- WRITTEN PROBLEM -
Determine the number of lines in the listing below where the string "country" occurs; answer with the number alone.

- DATA SUPPLIED -
— begin —

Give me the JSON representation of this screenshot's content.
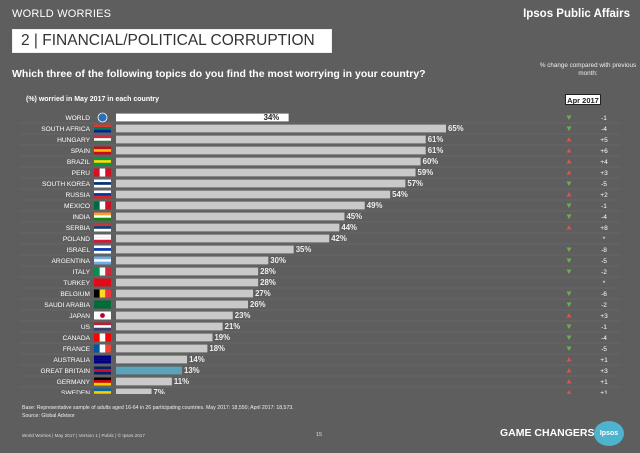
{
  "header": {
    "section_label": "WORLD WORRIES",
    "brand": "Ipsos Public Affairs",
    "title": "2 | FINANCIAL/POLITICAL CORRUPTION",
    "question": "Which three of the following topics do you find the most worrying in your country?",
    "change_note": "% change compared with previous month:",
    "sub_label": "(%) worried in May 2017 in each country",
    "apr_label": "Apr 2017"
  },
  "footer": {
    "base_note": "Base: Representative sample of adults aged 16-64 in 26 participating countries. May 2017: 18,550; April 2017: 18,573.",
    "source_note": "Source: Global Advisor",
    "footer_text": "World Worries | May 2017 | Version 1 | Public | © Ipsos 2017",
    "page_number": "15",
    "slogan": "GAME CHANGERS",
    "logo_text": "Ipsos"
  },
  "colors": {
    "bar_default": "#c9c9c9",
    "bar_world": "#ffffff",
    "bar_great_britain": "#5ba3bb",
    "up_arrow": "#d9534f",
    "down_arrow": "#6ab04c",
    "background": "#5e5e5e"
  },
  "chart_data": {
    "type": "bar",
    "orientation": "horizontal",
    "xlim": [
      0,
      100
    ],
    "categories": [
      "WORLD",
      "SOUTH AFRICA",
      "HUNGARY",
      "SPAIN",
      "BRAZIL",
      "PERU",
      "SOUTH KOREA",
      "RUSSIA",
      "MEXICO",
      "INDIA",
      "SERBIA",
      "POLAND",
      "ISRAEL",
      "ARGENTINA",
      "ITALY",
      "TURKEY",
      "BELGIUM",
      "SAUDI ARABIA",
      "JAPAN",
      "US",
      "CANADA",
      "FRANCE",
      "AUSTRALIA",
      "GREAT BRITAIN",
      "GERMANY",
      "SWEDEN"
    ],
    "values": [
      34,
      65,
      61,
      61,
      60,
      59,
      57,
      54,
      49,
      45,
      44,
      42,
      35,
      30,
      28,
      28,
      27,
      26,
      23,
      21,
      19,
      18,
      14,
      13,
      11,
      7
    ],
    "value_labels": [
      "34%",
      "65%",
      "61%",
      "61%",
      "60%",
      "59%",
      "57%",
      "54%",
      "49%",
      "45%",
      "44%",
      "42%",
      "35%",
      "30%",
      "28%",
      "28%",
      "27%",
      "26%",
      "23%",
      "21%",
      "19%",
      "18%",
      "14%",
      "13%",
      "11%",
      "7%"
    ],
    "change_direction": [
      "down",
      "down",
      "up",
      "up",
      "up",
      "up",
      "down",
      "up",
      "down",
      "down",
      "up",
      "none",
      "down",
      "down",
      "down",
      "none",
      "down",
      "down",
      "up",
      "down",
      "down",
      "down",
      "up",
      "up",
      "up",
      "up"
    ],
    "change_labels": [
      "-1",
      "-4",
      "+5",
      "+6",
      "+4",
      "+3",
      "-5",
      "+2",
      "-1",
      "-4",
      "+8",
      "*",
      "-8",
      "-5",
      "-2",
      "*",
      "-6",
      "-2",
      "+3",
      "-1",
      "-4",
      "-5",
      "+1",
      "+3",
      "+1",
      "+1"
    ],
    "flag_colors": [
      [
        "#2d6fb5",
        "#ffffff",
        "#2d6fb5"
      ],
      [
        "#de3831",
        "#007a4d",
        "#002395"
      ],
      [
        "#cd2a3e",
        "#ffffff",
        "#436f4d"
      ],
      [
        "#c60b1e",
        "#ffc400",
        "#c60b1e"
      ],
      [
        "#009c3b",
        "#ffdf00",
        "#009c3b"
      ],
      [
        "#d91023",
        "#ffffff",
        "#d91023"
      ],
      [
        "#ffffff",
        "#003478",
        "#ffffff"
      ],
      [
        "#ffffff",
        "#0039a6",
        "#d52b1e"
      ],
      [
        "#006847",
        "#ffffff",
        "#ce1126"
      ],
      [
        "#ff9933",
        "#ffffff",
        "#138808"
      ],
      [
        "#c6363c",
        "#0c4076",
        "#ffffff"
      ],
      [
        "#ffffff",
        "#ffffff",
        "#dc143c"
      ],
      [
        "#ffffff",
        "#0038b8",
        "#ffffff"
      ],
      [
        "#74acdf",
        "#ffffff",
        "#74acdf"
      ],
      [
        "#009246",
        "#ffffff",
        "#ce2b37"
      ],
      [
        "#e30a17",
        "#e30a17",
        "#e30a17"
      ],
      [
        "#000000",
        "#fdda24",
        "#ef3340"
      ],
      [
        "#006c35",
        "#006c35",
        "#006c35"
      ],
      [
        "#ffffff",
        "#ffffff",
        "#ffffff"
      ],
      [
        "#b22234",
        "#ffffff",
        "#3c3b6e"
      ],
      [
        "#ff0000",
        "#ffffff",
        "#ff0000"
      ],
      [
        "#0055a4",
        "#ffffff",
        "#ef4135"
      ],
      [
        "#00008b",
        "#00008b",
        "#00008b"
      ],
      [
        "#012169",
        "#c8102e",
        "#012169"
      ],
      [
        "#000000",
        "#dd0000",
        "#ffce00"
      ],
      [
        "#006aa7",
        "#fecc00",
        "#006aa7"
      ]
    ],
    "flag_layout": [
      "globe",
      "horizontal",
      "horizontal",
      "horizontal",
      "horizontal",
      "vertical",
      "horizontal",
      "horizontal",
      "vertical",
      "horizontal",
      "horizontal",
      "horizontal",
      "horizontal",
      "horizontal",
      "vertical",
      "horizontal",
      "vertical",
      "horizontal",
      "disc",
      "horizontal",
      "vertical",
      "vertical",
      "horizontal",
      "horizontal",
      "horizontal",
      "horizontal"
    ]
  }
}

— end —

- TASK SOLUTION -
2